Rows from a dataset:
● ● ●

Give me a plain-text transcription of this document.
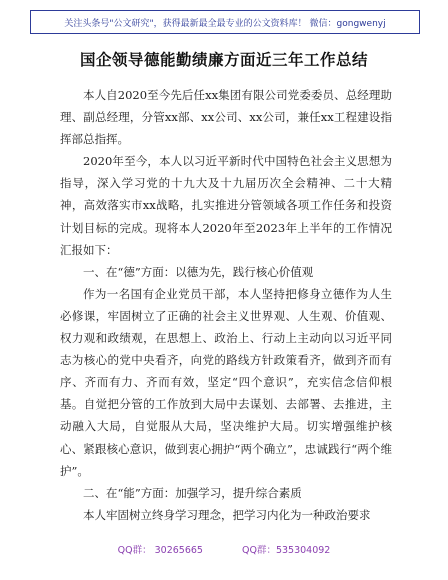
关注头条号"公文研究"，获得最新最全最专业的公文资料库！ 微信：gongwenyj
国企领导德能勤绩廉方面近三年工作总结

本人自2020至今先后任xx集团有限公司党委委员、总经理助理、副总经理，分管xx部、xx公司、xx公司，兼任xx工程建设指挥部总指挥。

2020年至今，本人以习近平新时代中国特色社会主义思想为指导，深入学习党的十九大及十九届历次全会精神、二十大精神，高效落实市xx战略，扎实推进分管领域各项工作任务和投资计划目标的完成。现将本人2020年至2023年上半年的工作情况汇报如下：

一、在“德”方面：以德为先，践行核心价值观

作为一名国有企业党员干部，本人坚持把修身立德作为人生必修课，牢固树立了正确的社会主义世界观、人生观、价值观、权力观和政绩观，在思想上、政治上、行动上主动向以习近平同志为核心的党中央看齐，向党的路线方针政策看齐，做到齐而有序、齐而有力、齐而有效，坚定“四个意识”，充实信念信仰根基。自觉把分管的工作放到大局中去谋划、去部署、去推进，主动融入大局，自觉服从大局，坚决维护大局。切实增强维护核心、紧跟核心意识，做到衷心拥护“两个确立”，忠诚践行“两个维护”。

二、在“能”方面：加强学习，提升综合素质

本人牢固树立终身学习理念，把学习内化为一种政治要求

QQ群： 30265665	QQ群：535304092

● ● ●

> STATED PROBLEM: Your copy should hold every record word for word and none of the pictures.

> RESPONSE TO THE TASK:
Give me a plain-text transcription of this document.
关注头条号"公文研究"，获得最新最全最专业的公文资料库！ 微信：gongwenyj
国企领导德能勤绩廉方面近三年工作总结

本人自2020至今先后任xx集团有限公司党委委员、总经理助理、副总经理，分管xx部、xx公司、xx公司，兼任xx工程建设指挥部总指挥。

2020年至今，本人以习近平新时代中国特色社会主义思想为指导，深入学习党的十九大及十九届历次全会精神、二十大精神，高效落实市xx战略，扎实推进分管领域各项工作任务和投资计划目标的完成。现将本人2020年至2023年上半年的工作情况汇报如下：

一、在“德”方面：以德为先，践行核心价值观

作为一名国有企业党员干部，本人坚持把修身立德作为人生必修课，牢固树立了正确的社会主义世界观、人生观、价值观、权力观和政绩观，在思想上、政治上、行动上主动向以习近平同志为核心的党中央看齐，向党的路线方针政策看齐，做到齐而有序、齐而有力、齐而有效，坚定“四个意识”，充实信念信仰根基。自觉把分管的工作放到大局中去谋划、去部署、去推进，主动融入大局，自觉服从大局，坚决维护大局。切实增强维护核心、紧跟核心意识，做到衷心拥护“两个确立”，忠诚践行“两个维护”。

二、在“能”方面：加强学习，提升综合素质

本人牢固树立终身学习理念，把学习内化为一种政治要求

QQ群： 30265665	QQ群：535304092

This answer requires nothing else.